[Auszug]
Die Brauerei Talstein in Pechtal gilt als eines der ambitioniertesten Kleinunternehmen im Landkreis Mähnendorf. Gegründet wurde sie im Jahr 1989 von Gerd und Hanne Talstein in einer ehemaligen Scheune am oberen Rand des Dorfs, dort, wo die Hangwiesen in das erste Bachtal übergehen. Der Entschluss, eine eigene Brauerei zu gründen, fiel während eines Besuchs des Sommermalzfestes, als beide feststellten, dass in Pechtal zwar viel über Bier gesprochen, aber wenig Besonderes gebraut wurde. Die Geschwister Talstein begannen mit kleinen Gärbottichen, experimentierten mit Roggen, dunklem Malz und dem Wasser des Pechtalbaches, das sie zuvor durch eine eigene Filterrinne aus Tuffstein leiteten.

[Einträge]
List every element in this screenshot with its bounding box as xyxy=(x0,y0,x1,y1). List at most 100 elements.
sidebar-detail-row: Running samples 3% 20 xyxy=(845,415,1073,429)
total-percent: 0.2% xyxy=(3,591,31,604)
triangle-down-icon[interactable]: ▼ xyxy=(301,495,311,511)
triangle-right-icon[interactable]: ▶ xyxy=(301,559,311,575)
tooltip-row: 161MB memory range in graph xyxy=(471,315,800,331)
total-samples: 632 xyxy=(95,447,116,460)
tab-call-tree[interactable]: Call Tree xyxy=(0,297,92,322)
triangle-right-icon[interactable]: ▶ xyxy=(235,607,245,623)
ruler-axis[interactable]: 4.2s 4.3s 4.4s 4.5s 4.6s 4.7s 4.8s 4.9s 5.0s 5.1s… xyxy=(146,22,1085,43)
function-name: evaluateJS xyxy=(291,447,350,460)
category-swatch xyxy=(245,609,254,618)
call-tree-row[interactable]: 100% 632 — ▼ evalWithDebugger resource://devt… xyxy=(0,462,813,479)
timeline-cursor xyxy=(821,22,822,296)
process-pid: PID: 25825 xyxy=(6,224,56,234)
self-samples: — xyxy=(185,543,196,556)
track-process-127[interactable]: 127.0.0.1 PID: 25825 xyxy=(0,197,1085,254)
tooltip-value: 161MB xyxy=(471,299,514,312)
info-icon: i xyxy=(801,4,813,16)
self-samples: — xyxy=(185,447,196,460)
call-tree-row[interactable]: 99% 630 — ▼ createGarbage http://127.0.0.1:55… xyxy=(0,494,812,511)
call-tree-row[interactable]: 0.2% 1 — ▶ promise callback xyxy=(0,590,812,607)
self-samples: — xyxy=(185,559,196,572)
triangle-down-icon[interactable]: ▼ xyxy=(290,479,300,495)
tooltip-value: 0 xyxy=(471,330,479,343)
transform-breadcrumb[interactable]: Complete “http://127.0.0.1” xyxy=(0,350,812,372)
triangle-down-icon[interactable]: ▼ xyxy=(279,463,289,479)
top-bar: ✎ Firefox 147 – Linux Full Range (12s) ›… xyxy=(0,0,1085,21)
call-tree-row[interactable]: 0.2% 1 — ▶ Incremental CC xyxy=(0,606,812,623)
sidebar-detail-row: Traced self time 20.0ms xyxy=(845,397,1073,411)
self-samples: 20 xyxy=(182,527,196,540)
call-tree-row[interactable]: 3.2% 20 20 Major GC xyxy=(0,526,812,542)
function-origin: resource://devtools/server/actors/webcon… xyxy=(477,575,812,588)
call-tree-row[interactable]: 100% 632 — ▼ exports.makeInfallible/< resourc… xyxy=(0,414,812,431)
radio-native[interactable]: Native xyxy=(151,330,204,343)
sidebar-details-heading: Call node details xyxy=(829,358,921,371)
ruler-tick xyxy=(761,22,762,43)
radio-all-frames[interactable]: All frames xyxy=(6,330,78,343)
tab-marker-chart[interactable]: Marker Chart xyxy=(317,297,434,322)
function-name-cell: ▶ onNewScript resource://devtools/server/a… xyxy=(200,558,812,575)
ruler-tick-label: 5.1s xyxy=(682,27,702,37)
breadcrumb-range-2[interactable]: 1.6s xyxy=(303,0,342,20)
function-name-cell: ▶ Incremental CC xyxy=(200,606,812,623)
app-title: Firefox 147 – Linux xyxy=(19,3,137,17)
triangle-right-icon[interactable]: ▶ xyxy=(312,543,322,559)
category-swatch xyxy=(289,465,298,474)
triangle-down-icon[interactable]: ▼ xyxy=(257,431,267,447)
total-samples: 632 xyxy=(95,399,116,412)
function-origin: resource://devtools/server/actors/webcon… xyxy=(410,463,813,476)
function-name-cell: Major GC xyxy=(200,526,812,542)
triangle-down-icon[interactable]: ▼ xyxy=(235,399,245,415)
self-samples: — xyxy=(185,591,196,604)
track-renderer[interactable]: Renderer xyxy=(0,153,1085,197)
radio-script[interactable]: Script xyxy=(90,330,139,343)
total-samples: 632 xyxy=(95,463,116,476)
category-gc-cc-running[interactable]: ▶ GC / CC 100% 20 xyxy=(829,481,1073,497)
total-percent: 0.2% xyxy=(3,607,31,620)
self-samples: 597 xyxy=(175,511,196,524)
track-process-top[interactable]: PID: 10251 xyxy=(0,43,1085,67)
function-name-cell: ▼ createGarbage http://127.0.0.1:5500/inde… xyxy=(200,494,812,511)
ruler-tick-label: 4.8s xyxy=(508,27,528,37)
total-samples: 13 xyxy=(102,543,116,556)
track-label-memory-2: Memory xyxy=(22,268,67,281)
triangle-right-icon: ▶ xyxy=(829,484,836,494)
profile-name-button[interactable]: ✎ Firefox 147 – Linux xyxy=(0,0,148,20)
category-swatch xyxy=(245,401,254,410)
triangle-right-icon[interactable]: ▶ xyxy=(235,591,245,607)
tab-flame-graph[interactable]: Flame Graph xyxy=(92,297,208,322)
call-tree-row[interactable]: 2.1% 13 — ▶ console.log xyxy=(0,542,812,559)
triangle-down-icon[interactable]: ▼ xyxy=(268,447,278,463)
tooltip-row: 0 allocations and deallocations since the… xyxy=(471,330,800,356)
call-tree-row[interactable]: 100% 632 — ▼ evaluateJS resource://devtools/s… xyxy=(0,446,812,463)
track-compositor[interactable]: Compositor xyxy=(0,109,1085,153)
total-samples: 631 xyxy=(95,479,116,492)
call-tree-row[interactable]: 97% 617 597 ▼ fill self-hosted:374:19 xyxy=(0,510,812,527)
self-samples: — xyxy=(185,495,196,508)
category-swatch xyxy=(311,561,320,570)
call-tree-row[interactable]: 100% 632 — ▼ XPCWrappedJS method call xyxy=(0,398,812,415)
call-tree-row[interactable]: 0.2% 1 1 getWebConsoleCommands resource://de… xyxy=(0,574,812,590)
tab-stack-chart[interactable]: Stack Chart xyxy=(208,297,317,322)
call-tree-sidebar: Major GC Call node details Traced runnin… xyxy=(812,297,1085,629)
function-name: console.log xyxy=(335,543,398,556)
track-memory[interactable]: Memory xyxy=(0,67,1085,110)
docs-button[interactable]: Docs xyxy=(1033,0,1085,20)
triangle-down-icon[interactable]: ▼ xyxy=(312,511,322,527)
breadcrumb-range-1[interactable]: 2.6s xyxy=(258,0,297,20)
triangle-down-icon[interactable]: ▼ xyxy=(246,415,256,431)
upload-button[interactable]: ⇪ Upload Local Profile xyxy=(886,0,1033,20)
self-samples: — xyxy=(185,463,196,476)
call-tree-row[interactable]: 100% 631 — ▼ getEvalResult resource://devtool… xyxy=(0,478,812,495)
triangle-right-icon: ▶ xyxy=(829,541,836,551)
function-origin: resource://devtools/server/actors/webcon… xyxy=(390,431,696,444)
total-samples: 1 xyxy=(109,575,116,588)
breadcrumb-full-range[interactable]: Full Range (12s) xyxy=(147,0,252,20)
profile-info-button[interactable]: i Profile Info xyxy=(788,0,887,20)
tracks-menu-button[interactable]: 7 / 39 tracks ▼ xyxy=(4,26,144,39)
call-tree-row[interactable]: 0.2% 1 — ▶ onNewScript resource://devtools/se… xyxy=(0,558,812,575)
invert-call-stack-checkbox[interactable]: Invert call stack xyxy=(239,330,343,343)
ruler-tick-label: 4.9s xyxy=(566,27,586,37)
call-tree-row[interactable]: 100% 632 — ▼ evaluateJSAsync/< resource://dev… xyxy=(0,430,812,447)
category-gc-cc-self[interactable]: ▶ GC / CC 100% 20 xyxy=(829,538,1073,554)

[Arbeitsaufträge]
A – Beantworte anhand des Auszugs über die Brauerei Talstein diese Fragen:
(i) In welchem Jahr wurde die Brauerei gegründet?
(ii) Bei welchem Anlass fiel der Entschluss, eine eigene Brauerei zu gründen?
(iii) Aus welchem Stein bestand die Filterrinne für das Bachwasser?
B – Schreib aus dem Auszug über die Brauerei Talstein Wort für Wort ab, was mit „Die Brauerei Talstein“ anfängt und bis einschließlich „aus Tuffstein leiteten.“ geht.

[Antworten pro Aufgabe]
A –
(i) 1989
(ii) Während eines Besuchs des Sommermalzfestes
(iii) Aus Tuffstein

B –
Die Brauerei Talstein in Pechtal gilt als eines der ambitioniertesten Kleinunternehmen im Landkreis Mähnendorf. Gegründet wurde sie im Jahr 1989 von Gerd und Hanne Talstein in einer ehemaligen Scheune am oberen Rand des Dorfs, dort, wo die Hangwiesen in das erste Bachtal übergehen. Der Entschluss, eine eigene Brauerei zu gründen, fiel während eines Besuchs des Sommermalzfestes, als beide feststellten, dass in Pechtal zwar viel über Bier gesprochen, aber wenig Besonderes gebraut wurde. Die Geschwister Talstein begannen mit kleinen Gärbottichen, experimentierten mit Roggen, dunklem Malz und dem Wasser des Pechtalbaches, das sie zuvor durch eine eigene Filterrinne aus Tuffstein leiteten.